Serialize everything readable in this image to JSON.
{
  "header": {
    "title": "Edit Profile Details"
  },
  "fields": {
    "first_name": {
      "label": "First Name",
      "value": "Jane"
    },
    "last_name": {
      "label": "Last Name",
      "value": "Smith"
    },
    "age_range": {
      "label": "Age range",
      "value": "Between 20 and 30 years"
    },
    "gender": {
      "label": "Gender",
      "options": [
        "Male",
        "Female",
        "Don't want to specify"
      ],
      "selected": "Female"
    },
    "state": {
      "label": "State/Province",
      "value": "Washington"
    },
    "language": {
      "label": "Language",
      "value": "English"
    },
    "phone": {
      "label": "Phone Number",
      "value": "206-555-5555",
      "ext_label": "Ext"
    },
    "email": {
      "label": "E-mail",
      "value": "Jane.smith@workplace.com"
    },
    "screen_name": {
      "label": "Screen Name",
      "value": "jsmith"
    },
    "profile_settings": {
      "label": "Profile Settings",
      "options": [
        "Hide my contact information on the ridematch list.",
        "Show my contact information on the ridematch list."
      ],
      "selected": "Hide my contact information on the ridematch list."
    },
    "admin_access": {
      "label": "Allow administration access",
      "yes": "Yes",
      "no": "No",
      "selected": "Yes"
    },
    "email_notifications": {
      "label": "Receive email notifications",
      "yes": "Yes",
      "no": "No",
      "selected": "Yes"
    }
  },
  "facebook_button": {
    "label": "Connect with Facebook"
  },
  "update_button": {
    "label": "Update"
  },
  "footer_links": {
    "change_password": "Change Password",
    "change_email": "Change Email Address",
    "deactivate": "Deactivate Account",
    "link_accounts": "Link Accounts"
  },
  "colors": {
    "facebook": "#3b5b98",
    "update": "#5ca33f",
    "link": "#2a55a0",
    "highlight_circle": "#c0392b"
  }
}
────────
=== TASK REQUIREMENTS ===
Every record above must be duplicated exactly.

=== SOLUTION ===
Serialize everything readable in this image to JSON.
{
  "header": {
    "title": "Edit Profile Details"
  },
  "fields": {
    "first_name": {
      "label": "First Name",
      "value": "Jane"
    },
    "last_name": {
      "label": "Last Name",
      "value": "Smith"
    },
    "age_range": {
      "label": "Age range",
      "value": "Between 20 and 30 years"
    },
    "gender": {
      "label": "Gender",
      "options": [
        "Male",
        "Female",
        "Don't want to specify"
      ],
      "selected": "Female"
    },
    "state": {
      "label": "State/Province",
      "value": "Washington"
    },
    "language": {
      "label": "Language",
      "value": "English"
    },
    "phone": {
      "label": "Phone Number",
      "value": "206-555-5555",
      "ext_label": "Ext"
    },
    "email": {
      "label": "E-mail",
      "value": "Jane.smith@workplace.com"
    },
    "screen_name": {
      "label": "Screen Name",
      "value": "jsmith"
    },
    "profile_settings": {
      "label": "Profile Settings",
      "options": [
        "Hide my contact information on the ridematch list.",
        "Show my contact information on the ridematch list."
      ],
      "selected": "Hide my contact information on the ridematch list."
    },
    "admin_access": {
      "label": "Allow administration access",
      "yes": "Yes",
      "no": "No",
      "selected": "Yes"
    },
    "email_notifications": {
      "label": "Receive email notifications",
      "yes": "Yes",
      "no": "No",
      "selected": "Yes"
    }
  },
  "facebook_button": {
    "label": "Connect with Facebook"
  },
  "update_button": {
    "label": "Update"
  },
  "footer_links": {
    "change_password": "Change Password",
    "change_email": "Change Email Address",
    "deactivate": "Deactivate Account",
    "link_accounts": "Link Accounts"
  },
  "colors": {
    "facebook": "#3b5b98",
    "update": "#5ca33f",
    "link": "#2a55a0",
    "highlight_circle": "#c0392b"
  }
}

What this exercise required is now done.